** start of Information supplied **

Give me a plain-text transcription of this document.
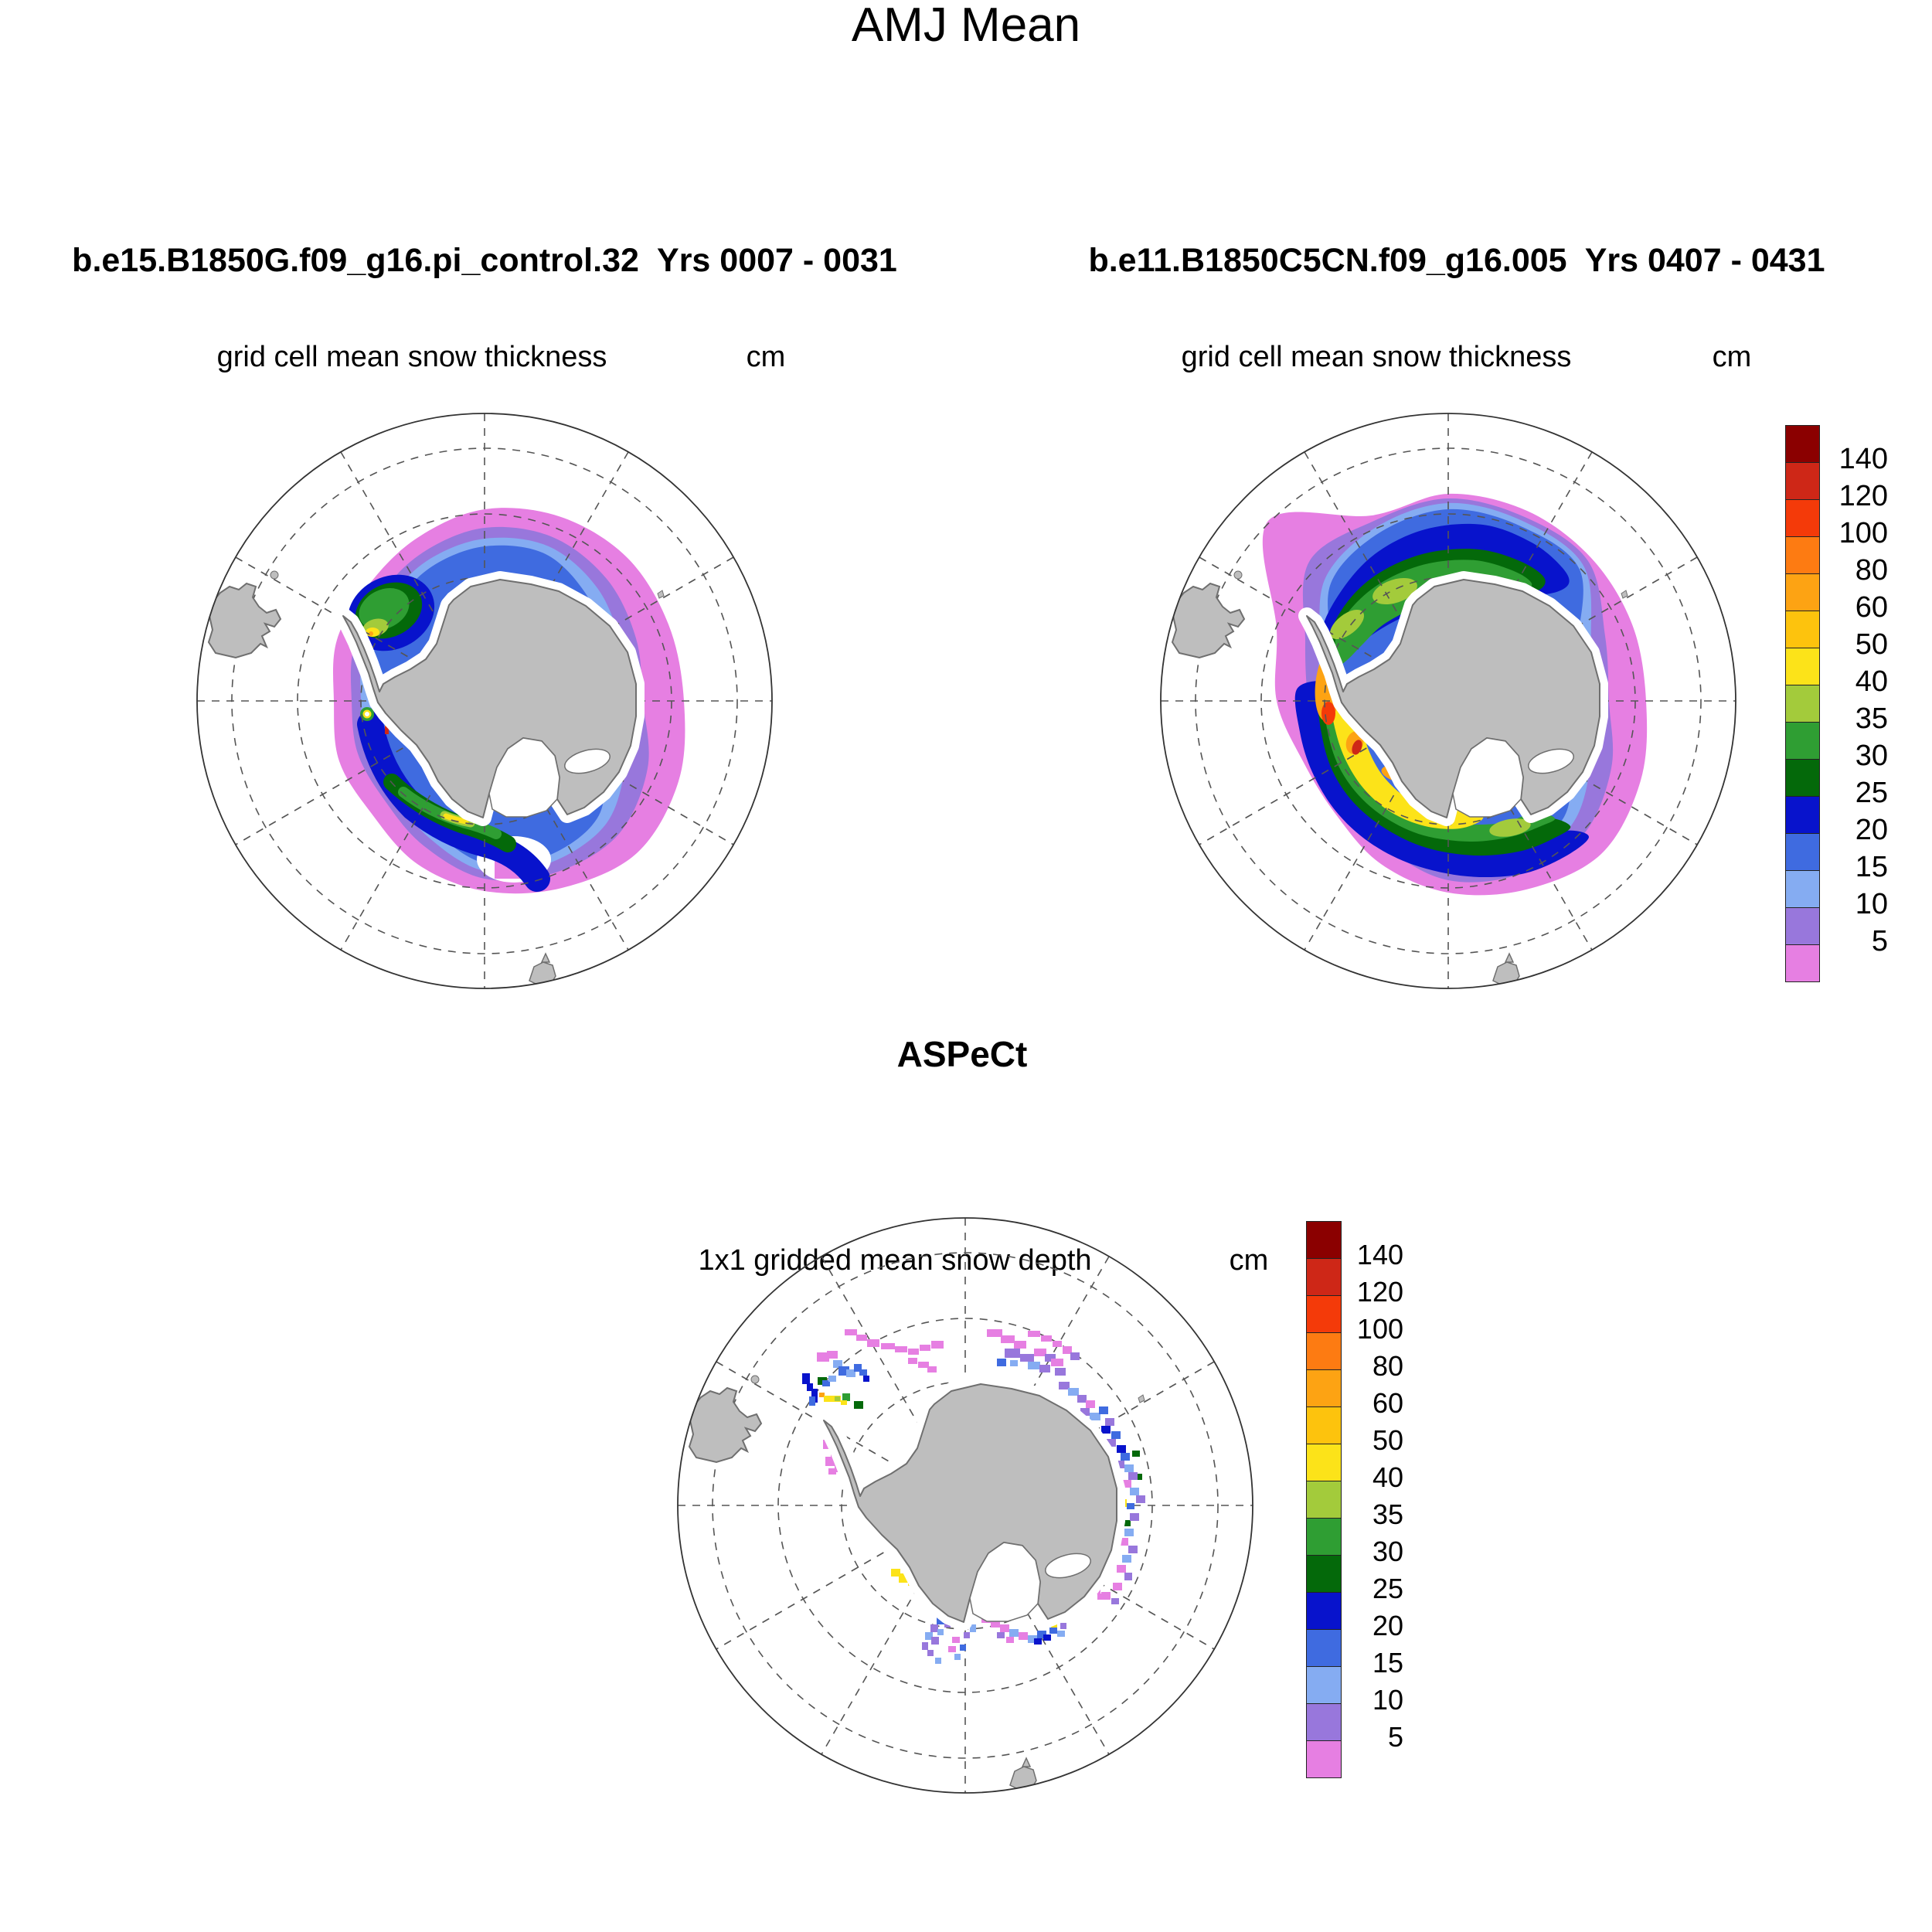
AMJ Mean
b.e15.B1850G.f09_g16.pi_control.32  Yrs 0007 - 0031	b.e11.B1850C5CN.f09_g16.005  Yrs 0407 - 0431
grid cell mean snow thickness	cm	grid cell mean snow thickness	cm
ASPeCt
1x1 gridded mean snow depth	cm
140
120
100
80
60
50
40
35
30
25
20
15
10
5
140
120
100
80
60
50
40
35
30
25
20
15
10
5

** end of Information supplied **

> [Exercise]
Write out the listing word for word, omitting the pictures it holds.

> [Answer]
Give me a plain-text transcription of this document.
AMJ Mean
b.e15.B1850G.f09_g16.pi_control.32  Yrs 0007 - 0031	b.e11.B1850C5CN.f09_g16.005  Yrs 0407 - 0431
grid cell mean snow thickness	cm	grid cell mean snow thickness	cm
ASPeCt
1x1 gridded mean snow depth	cm
140
120
100
80
60
50
40
35
30
25
20
15
10
5
140
120
100
80
60
50
40
35
30
25
20
15
10
5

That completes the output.